--- Problem description ---
Repeat exactly the lines from the line containing "What does this" to the last line of the listing, including both.
.....
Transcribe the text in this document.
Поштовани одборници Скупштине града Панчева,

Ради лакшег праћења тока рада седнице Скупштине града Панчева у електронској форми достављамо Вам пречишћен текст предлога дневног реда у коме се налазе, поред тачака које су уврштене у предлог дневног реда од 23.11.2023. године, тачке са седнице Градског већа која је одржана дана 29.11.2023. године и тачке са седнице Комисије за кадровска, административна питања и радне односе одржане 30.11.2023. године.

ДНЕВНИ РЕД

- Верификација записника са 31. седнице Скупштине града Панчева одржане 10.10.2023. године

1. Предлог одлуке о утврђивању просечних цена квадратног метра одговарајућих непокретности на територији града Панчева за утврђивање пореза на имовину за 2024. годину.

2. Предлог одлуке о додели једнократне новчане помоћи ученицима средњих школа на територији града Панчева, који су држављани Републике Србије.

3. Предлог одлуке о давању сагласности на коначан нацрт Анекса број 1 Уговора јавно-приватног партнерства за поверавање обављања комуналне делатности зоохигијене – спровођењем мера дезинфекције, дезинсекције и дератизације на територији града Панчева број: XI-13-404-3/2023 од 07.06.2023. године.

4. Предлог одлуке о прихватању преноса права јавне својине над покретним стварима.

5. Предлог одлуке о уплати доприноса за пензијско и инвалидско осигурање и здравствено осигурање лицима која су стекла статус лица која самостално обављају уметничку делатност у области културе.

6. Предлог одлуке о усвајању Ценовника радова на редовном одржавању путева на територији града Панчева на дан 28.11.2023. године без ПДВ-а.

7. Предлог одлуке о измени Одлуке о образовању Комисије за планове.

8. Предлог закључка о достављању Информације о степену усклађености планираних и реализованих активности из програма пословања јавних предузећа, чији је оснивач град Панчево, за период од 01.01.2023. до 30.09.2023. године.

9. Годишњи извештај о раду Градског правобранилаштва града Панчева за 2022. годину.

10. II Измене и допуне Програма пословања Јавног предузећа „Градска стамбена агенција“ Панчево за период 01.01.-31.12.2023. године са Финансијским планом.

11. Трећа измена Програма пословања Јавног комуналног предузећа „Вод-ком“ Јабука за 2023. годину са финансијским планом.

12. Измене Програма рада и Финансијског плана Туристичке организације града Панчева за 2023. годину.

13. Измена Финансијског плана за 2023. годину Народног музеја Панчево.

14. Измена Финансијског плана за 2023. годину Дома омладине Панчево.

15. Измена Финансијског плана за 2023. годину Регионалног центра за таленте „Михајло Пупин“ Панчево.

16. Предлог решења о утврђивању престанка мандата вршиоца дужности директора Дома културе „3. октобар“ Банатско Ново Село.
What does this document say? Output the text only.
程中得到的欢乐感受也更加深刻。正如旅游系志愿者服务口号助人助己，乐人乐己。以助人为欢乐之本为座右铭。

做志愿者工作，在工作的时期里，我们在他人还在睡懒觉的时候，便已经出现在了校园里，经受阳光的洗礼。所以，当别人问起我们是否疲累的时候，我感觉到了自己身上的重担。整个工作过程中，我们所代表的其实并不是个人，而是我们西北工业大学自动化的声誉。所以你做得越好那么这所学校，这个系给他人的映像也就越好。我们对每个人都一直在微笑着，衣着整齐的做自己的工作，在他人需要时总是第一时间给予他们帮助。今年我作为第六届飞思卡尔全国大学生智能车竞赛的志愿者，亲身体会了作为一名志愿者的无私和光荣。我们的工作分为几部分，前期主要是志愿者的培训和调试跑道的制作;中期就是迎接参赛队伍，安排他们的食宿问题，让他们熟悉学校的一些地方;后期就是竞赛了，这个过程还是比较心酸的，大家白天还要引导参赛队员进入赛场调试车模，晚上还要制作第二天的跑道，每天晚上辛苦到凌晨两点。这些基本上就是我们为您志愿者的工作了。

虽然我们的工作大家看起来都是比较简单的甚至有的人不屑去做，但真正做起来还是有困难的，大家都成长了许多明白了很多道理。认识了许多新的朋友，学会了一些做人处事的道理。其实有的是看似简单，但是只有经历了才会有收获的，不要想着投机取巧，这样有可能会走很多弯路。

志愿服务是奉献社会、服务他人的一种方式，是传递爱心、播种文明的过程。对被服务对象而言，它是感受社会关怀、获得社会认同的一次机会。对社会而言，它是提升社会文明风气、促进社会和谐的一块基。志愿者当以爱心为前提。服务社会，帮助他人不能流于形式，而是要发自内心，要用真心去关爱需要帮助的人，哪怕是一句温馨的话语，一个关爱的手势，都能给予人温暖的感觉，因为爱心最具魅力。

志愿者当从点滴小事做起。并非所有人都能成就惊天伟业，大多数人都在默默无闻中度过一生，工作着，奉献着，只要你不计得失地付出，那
.....
--- Solution for this task ---
What does this document say? Output the text only.
程中得到的欢乐感受也更加深刻。正如旅游系志愿者服务口号助人助己，乐人乐己。以助人为欢乐之本为座右铭。

做志愿者工作，在工作的时期里，我们在他人还在睡懒觉的时候，便已经出现在了校园里，经受阳光的洗礼。所以，当别人问起我们是否疲累的时候，我感觉到了自己身上的重担。整个工作过程中，我们所代表的其实并不是个人，而是我们西北工业大学自动化的声誉。所以你做得越好那么这所学校，这个系给他人的映像也就越好。我们对每个人都一直在微笑着，衣着整齐的做自己的工作，在他人需要时总是第一时间给予他们帮助。今年我作为第六届飞思卡尔全国大学生智能车竞赛的志愿者，亲身体会了作为一名志愿者的无私和光荣。我们的工作分为几部分，前期主要是志愿者的培训和调试跑道的制作;中期就是迎接参赛队伍，安排他们的食宿问题，让他们熟悉学校的一些地方;后期就是竞赛了，这个过程还是比较心酸的，大家白天还要引导参赛队员进入赛场调试车模，晚上还要制作第二天的跑道，每天晚上辛苦到凌晨两点。这些基本上就是我们为您志愿者的工作了。

虽然我们的工作大家看起来都是比较简单的甚至有的人不屑去做，但真正做起来还是有困难的，大家都成长了许多明白了很多道理。认识了许多新的朋友，学会了一些做人处事的道理。其实有的是看似简单，但是只有经历了才会有收获的，不要想着投机取巧，这样有可能会走很多弯路。

志愿服务是奉献社会、服务他人的一种方式，是传递爱心、播种文明的过程。对被服务对象而言，它是感受社会关怀、获得社会认同的一次机会。对社会而言，它是提升社会文明风气、促进社会和谐的一块基。志愿者当以爱心为前提。服务社会，帮助他人不能流于形式，而是要发自内心，要用真心去关爱需要帮助的人，哪怕是一句温馨的话语，一个关爱的手势，都能给予人温暖的感觉，因为爱心最具魅力。

志愿者当从点滴小事做起。并非所有人都能成就惊天伟业，大多数人都在默默无闻中度过一生，工作着，奉献着，只要你不计得失地付出，那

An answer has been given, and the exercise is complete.